Find the line containing "What data populates". Retype it and every later line of the records exactly, leaving out pictures.

═══

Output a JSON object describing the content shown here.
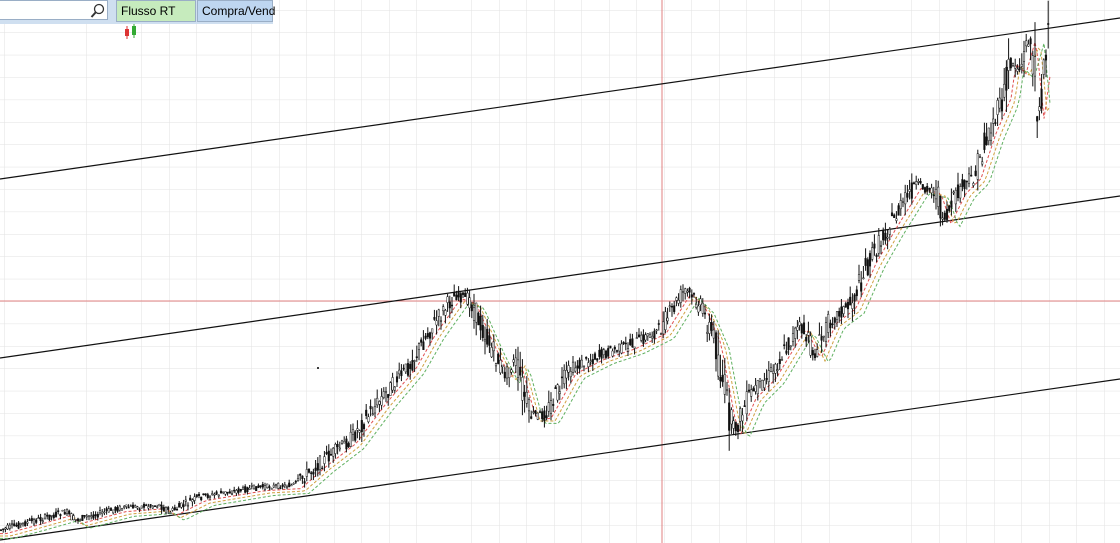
{
  "toolbar": {
    "buttons": [
      "Flusso RT",
      "Compra/Vend"
    ]
  }
}
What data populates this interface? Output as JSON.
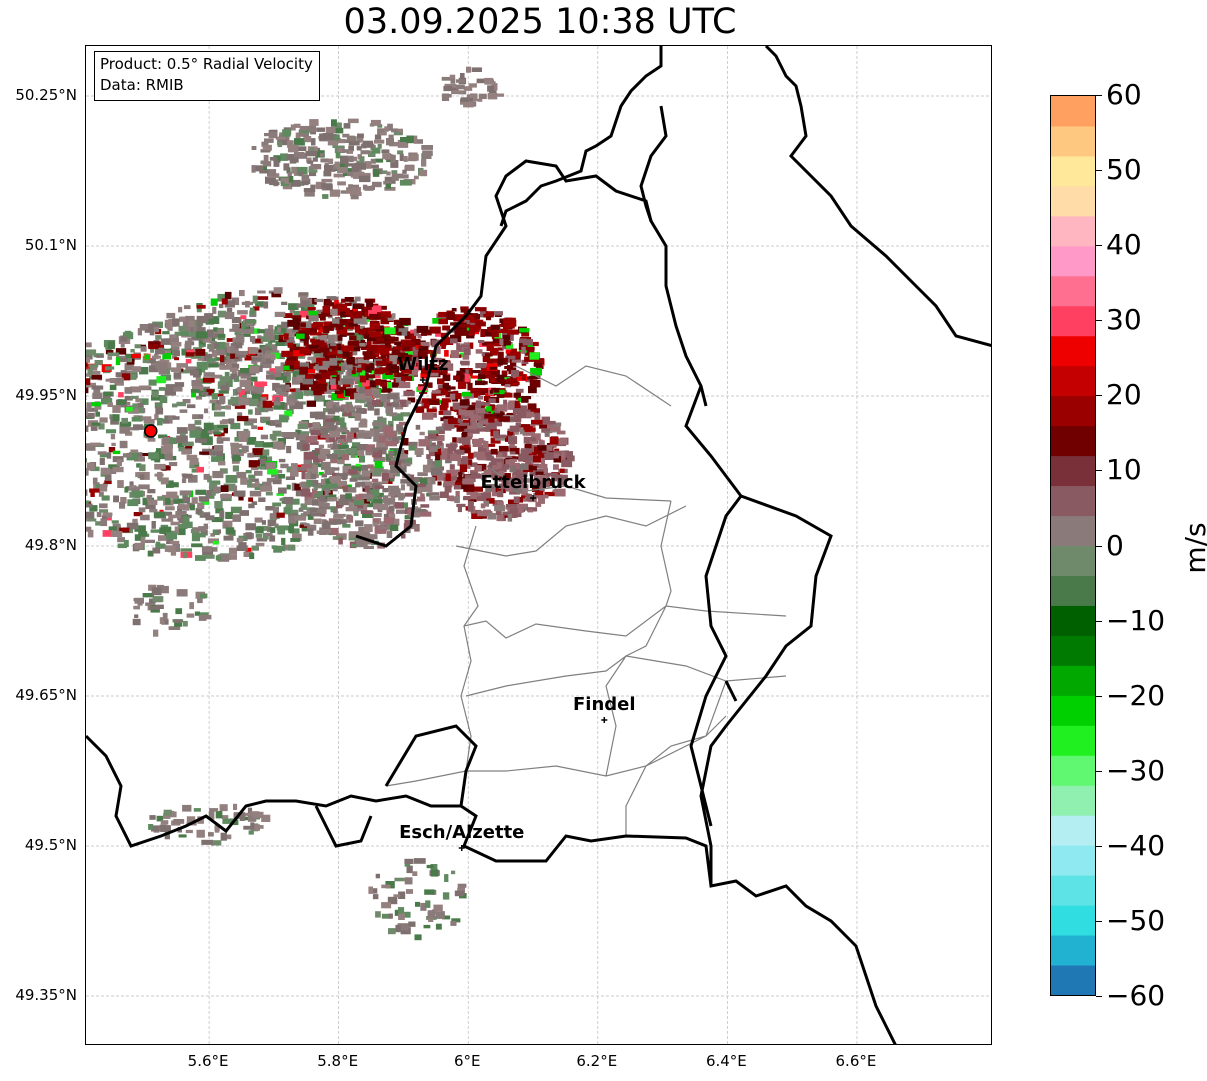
{
  "title": "03.09.2025 10:38 UTC",
  "info_box": {
    "product": "Product: 0.5° Radial Velocity",
    "data": "Data: RMIB"
  },
  "map": {
    "lon_range": [
      5.41,
      6.81
    ],
    "lat_range": [
      49.3,
      50.3
    ],
    "lat_ticks": [
      "50.25°N",
      "50.1°N",
      "49.95°N",
      "49.8°N",
      "49.65°N",
      "49.5°N",
      "49.35°N"
    ],
    "lon_ticks": [
      "5.6°E",
      "5.8°E",
      "6°E",
      "6.2°E",
      "6.4°E",
      "6.6°E"
    ],
    "grid": true,
    "radar_site": {
      "lon": 5.51,
      "lat": 49.915,
      "color": "#ff0000"
    },
    "cities": [
      {
        "name": "Wiltz",
        "lon": 5.93,
        "lat": 49.966
      },
      {
        "name": "Ettelbruck",
        "lon": 6.1,
        "lat": 49.848
      },
      {
        "name": "Findel",
        "lon": 6.21,
        "lat": 49.626
      },
      {
        "name": "Esch/Alzette",
        "lon": 5.99,
        "lat": 49.498
      }
    ]
  },
  "colorbar": {
    "label": "m/s",
    "ticks": [
      "60",
      "50",
      "40",
      "30",
      "20",
      "10",
      "0",
      "−10",
      "−20",
      "−30",
      "−40",
      "−50",
      "−60"
    ],
    "range": [
      -60,
      60
    ],
    "colors": [
      "#1f77b4",
      "#20b2d0",
      "#30dde0",
      "#5de3e6",
      "#8eeaf0",
      "#b5eef2",
      "#90f0b0",
      "#60f870",
      "#20f020",
      "#00d000",
      "#00a800",
      "#007a00",
      "#006000",
      "#4a7a4a",
      "#6f8a6b",
      "#8a7a7a",
      "#8a5a62",
      "#7a3038",
      "#700000",
      "#9a0000",
      "#c40000",
      "#ee0000",
      "#ff4060",
      "#ff7090",
      "#ff9ac8",
      "#ffb6c0",
      "#ffdca8",
      "#ffe89a",
      "#ffc880",
      "#ffa060"
    ]
  }
}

═══

• [SOLUTION FOR THIS EXERCISE]
What data populates this interface? Output as JSON.
{
  "title": "03.09.2025 10:38 UTC",
  "info_box": {
    "product": "Product: 0.5° Radial Velocity",
    "data": "Data: RMIB"
  },
  "map": {
    "lon_range": [
      5.41,
      6.81
    ],
    "lat_range": [
      49.3,
      50.3
    ],
    "lat_ticks": [
      "50.25°N",
      "50.1°N",
      "49.95°N",
      "49.8°N",
      "49.65°N",
      "49.5°N",
      "49.35°N"
    ],
    "lon_ticks": [
      "5.6°E",
      "5.8°E",
      "6°E",
      "6.2°E",
      "6.4°E",
      "6.6°E"
    ],
    "grid": true,
    "radar_site": {
      "lon": 5.51,
      "lat": 49.915,
      "color": "#ff0000"
    },
    "cities": [
      {
        "name": "Wiltz",
        "lon": 5.93,
        "lat": 49.966
      },
      {
        "name": "Ettelbruck",
        "lon": 6.1,
        "lat": 49.848
      },
      {
        "name": "Findel",
        "lon": 6.21,
        "lat": 49.626
      },
      {
        "name": "Esch/Alzette",
        "lon": 5.99,
        "lat": 49.498
      }
    ]
  },
  "colorbar": {
    "label": "m/s",
    "ticks": [
      "60",
      "50",
      "40",
      "30",
      "20",
      "10",
      "0",
      "−10",
      "−20",
      "−30",
      "−40",
      "−50",
      "−60"
    ],
    "range": [
      -60,
      60
    ],
    "colors": [
      "#1f77b4",
      "#20b2d0",
      "#30dde0",
      "#5de3e6",
      "#8eeaf0",
      "#b5eef2",
      "#90f0b0",
      "#60f870",
      "#20f020",
      "#00d000",
      "#00a800",
      "#007a00",
      "#006000",
      "#4a7a4a",
      "#6f8a6b",
      "#8a7a7a",
      "#8a5a62",
      "#7a3038",
      "#700000",
      "#9a0000",
      "#c40000",
      "#ee0000",
      "#ff4060",
      "#ff7090",
      "#ff9ac8",
      "#ffb6c0",
      "#ffdca8",
      "#ffe89a",
      "#ffc880",
      "#ffa060"
    ]
  }
}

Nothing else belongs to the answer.